§ **YOUR OBJECTIVE**: Please show, copied in full, every row below that contains the string "Level". Case counts.

▬▬▬▬▬▬▬▬▬▬

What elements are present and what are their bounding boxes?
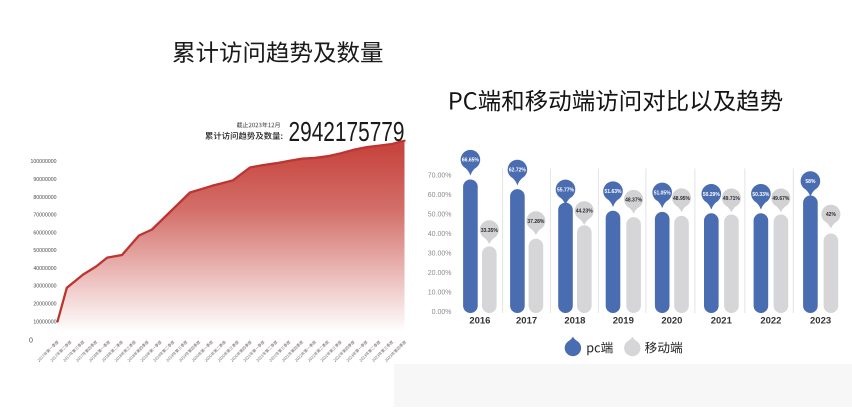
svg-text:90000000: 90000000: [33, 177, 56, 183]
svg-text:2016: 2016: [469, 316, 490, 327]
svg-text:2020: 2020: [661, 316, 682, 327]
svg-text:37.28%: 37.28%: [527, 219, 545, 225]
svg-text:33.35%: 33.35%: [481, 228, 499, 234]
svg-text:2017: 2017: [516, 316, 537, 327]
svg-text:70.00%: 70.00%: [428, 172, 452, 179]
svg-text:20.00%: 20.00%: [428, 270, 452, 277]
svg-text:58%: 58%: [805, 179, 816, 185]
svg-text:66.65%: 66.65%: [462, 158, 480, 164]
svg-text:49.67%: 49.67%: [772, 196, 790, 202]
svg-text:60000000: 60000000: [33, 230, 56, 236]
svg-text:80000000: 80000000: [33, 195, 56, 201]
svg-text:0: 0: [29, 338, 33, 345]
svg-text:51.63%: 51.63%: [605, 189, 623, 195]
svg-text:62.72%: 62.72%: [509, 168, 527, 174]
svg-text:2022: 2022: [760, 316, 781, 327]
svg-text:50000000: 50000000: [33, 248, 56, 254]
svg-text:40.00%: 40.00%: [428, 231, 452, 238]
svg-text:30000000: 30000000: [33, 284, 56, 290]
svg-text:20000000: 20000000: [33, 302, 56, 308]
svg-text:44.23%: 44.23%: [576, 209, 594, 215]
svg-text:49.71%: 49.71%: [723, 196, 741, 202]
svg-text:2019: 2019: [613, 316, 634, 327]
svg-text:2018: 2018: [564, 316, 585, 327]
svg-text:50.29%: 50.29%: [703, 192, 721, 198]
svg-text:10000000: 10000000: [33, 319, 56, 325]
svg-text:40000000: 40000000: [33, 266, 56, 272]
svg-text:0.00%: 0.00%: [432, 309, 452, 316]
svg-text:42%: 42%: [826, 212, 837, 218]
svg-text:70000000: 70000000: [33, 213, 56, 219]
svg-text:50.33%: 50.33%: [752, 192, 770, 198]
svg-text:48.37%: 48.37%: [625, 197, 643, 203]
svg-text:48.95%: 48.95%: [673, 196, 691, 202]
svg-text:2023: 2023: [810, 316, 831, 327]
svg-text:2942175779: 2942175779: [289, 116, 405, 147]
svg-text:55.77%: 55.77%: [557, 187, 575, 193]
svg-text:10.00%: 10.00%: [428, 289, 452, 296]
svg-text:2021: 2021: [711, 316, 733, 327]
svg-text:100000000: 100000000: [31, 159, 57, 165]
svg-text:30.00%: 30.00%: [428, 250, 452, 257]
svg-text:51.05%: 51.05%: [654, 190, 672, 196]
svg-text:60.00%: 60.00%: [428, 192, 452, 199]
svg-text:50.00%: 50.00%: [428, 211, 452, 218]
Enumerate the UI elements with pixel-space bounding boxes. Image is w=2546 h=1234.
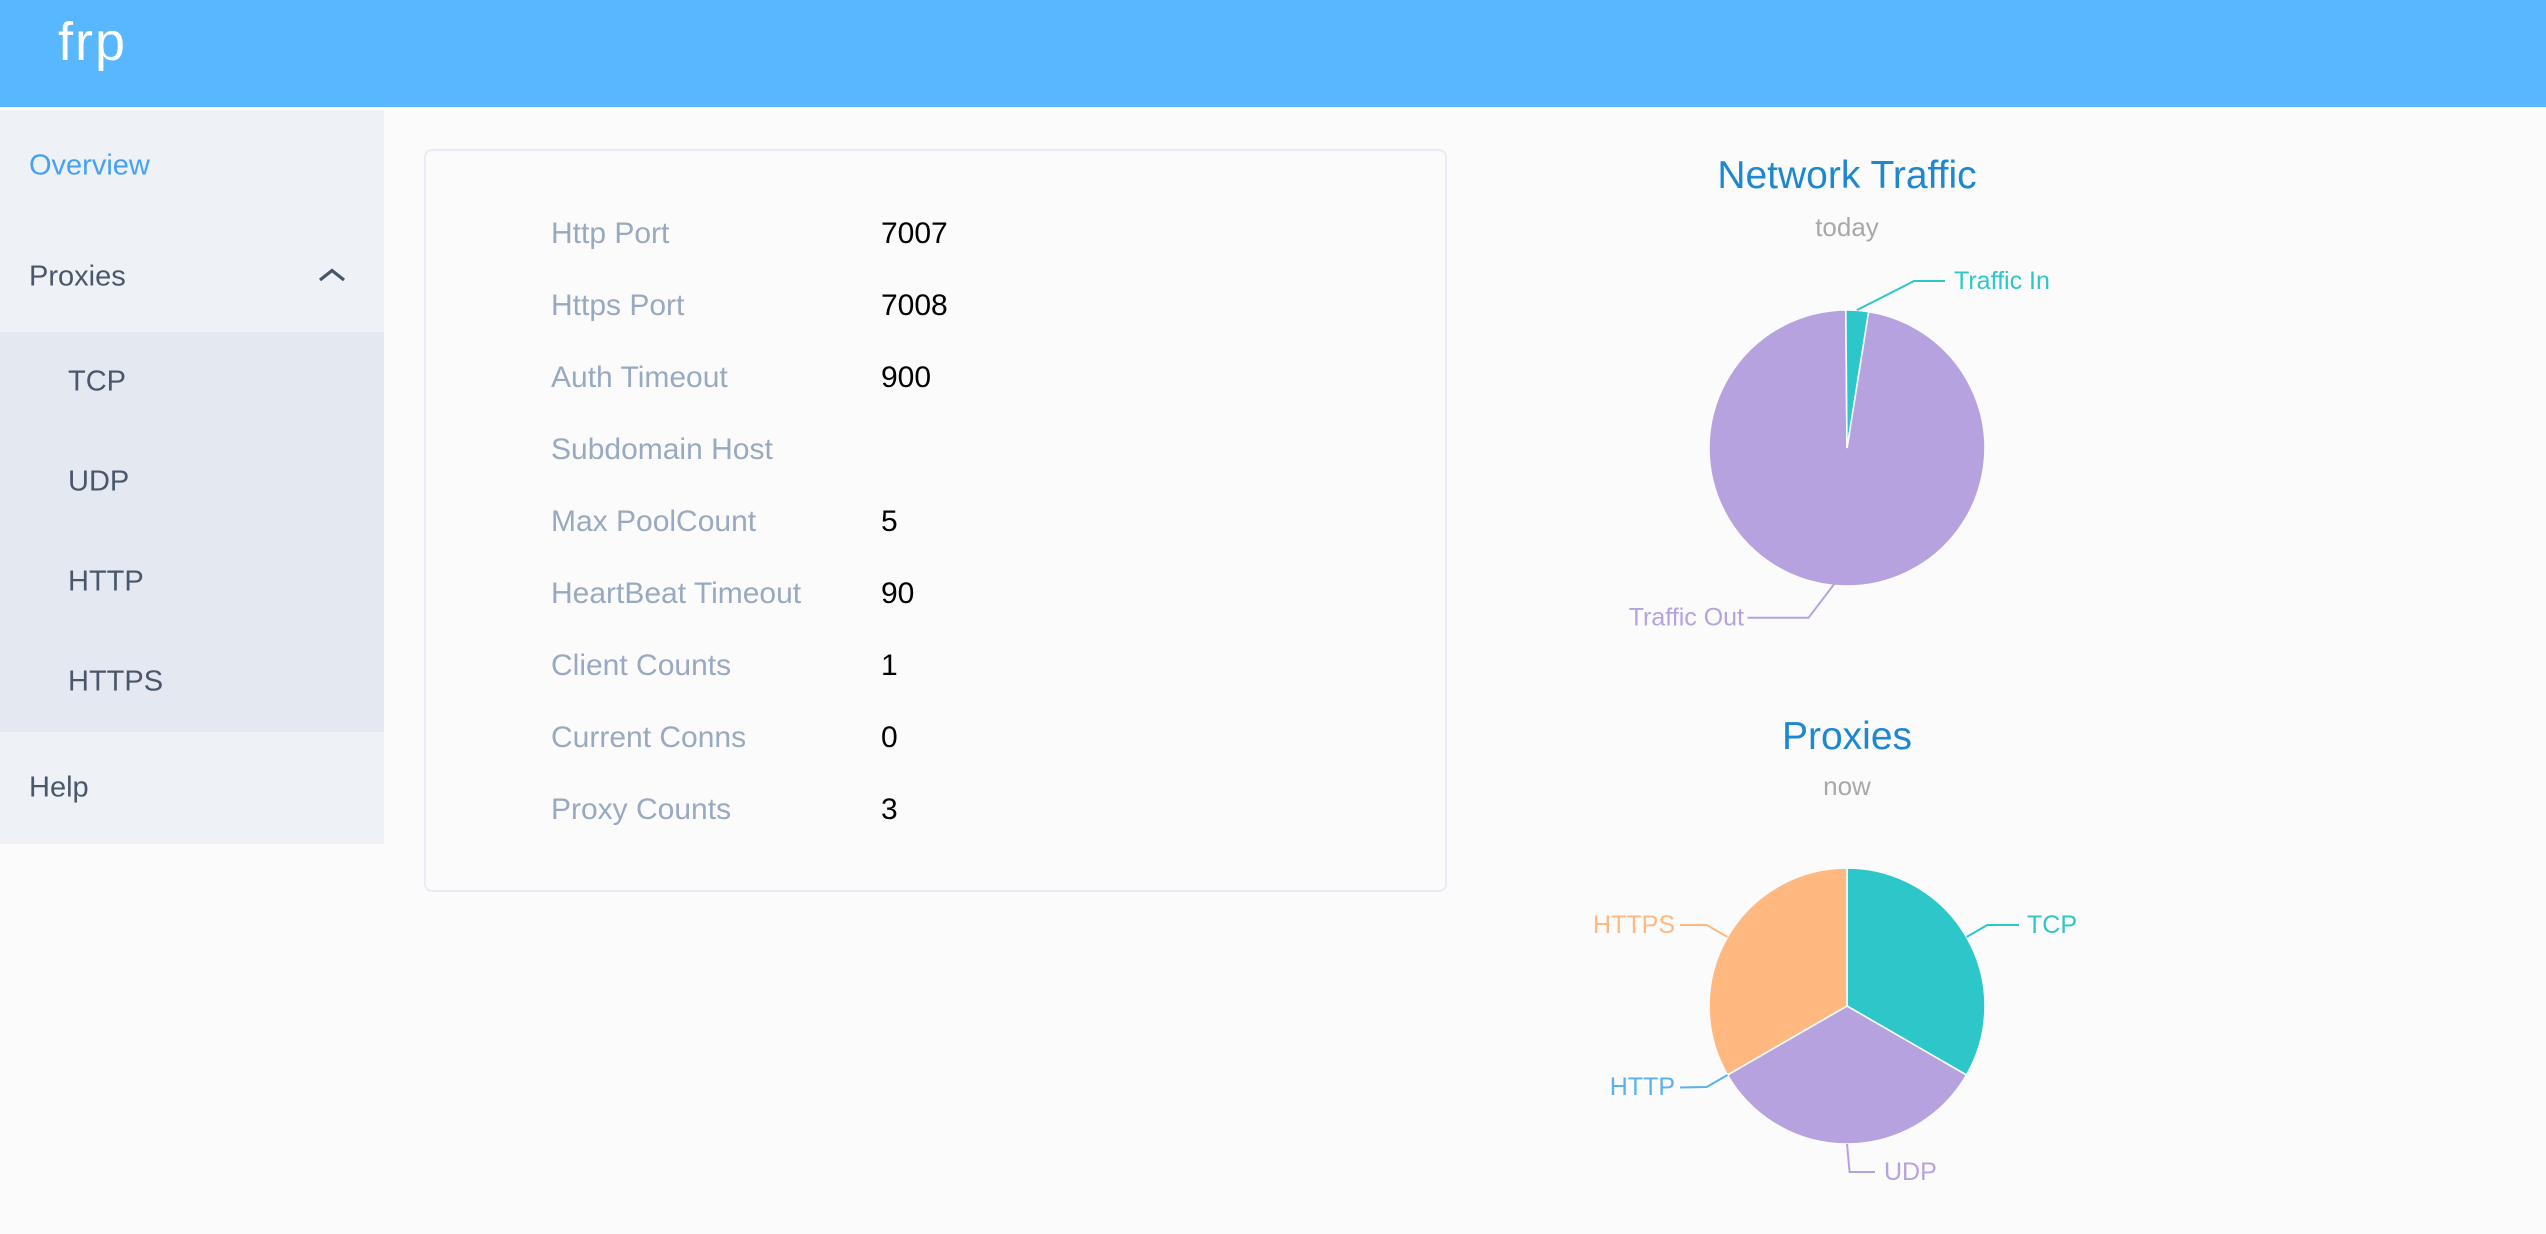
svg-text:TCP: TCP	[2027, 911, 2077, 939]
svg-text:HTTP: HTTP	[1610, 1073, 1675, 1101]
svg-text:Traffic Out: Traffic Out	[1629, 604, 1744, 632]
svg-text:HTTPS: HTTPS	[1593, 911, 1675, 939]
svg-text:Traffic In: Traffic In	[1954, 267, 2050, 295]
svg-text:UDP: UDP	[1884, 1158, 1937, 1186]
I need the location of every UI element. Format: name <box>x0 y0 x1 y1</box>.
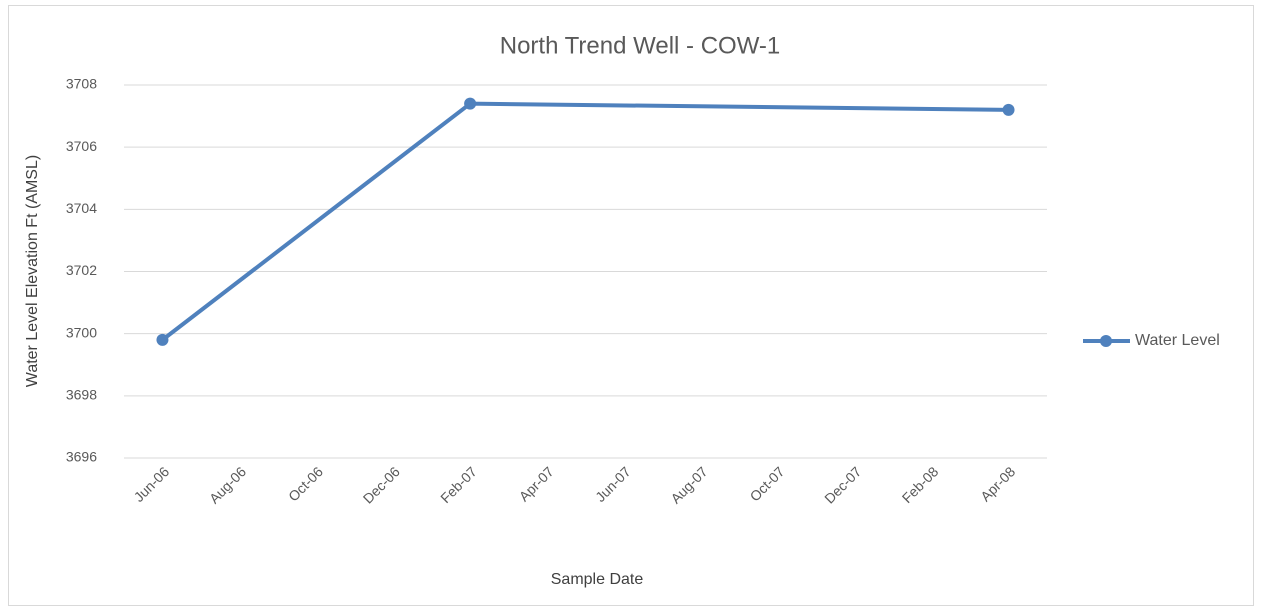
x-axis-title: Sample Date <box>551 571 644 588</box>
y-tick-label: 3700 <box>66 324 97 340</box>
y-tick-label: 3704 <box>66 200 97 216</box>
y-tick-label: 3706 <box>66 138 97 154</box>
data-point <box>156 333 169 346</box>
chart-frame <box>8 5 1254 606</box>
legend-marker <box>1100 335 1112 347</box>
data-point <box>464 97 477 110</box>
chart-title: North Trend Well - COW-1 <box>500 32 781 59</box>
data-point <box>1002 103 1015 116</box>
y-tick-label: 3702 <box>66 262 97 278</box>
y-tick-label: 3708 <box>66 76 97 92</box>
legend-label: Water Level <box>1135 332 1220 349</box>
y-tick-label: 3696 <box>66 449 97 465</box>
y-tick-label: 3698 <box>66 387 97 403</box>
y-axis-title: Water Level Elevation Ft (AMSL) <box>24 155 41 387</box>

▬▬▬▬▬▬▬▬▬▬

§ **RESULT FOR THIS TASK**:
legend-label: Water Level <box>1135 332 1220 349</box>
y-axis-title: Water Level Elevation Ft (AMSL) <box>24 155 41 387</box>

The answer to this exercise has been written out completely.